Objective:
How many lines of the material below contain the string "average"? Answer with the number and nothing else.

(Excerpts from a figure dataset)
---

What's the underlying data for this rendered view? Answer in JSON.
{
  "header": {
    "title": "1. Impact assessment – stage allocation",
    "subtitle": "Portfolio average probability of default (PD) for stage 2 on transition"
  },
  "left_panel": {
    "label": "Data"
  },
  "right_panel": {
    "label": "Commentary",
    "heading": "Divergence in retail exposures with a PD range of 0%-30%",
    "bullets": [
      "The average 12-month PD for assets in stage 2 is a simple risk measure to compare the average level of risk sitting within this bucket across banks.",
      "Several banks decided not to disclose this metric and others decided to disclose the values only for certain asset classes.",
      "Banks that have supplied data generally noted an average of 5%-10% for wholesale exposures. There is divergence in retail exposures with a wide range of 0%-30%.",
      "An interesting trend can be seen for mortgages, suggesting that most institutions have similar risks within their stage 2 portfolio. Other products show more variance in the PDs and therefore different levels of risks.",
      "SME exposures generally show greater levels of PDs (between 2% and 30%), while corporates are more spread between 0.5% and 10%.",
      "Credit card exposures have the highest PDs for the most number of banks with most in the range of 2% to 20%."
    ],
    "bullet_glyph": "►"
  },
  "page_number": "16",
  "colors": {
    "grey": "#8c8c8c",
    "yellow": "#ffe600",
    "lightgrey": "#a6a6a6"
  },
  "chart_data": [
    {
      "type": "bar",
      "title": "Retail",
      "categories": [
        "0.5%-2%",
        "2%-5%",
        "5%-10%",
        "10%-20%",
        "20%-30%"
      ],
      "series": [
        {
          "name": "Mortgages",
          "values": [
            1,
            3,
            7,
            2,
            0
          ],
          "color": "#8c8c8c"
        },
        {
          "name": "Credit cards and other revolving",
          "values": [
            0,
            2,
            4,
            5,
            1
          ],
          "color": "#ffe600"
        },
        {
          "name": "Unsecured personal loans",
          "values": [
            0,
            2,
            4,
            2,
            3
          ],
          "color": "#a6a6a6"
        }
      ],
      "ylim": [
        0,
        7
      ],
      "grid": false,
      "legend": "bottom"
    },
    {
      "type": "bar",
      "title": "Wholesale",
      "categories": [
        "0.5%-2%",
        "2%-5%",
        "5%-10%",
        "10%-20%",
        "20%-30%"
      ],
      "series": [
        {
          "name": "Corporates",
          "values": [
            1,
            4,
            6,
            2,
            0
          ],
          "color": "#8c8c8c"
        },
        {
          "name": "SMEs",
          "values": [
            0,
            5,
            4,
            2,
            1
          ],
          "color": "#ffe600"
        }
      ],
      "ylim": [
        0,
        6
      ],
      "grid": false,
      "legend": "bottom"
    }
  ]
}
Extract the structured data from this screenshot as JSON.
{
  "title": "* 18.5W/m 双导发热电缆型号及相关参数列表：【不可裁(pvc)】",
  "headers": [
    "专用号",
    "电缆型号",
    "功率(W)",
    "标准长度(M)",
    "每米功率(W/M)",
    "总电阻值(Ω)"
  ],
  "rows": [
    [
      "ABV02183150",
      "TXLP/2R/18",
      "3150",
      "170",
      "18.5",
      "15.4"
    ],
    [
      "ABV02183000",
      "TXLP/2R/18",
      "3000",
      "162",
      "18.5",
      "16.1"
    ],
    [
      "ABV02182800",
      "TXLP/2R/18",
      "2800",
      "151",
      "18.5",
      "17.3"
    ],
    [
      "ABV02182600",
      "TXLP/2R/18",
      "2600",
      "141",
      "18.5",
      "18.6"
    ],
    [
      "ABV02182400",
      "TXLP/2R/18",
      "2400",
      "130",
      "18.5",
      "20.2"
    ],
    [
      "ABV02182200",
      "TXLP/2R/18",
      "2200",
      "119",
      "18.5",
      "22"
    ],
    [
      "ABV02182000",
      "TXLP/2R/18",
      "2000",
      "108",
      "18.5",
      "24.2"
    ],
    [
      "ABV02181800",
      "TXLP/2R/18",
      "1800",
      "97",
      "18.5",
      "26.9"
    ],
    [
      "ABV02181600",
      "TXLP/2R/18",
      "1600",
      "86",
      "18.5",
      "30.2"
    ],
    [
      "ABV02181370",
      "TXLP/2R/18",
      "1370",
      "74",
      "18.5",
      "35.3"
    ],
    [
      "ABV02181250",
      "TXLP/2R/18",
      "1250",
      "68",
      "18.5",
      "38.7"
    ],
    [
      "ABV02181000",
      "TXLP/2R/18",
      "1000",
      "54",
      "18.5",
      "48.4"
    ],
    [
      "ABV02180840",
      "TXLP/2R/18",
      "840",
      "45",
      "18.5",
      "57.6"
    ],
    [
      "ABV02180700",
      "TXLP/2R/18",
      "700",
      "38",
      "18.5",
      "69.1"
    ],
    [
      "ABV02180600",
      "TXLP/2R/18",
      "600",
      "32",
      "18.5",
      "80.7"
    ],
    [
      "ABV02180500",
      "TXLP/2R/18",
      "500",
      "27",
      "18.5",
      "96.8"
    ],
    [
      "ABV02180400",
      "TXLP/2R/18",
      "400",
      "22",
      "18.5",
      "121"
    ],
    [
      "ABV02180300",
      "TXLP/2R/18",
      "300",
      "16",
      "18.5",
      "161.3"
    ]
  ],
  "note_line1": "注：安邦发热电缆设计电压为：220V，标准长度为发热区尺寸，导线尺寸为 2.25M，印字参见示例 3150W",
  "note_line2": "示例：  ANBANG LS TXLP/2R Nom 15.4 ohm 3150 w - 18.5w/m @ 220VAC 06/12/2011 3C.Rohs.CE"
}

---

Full output:
3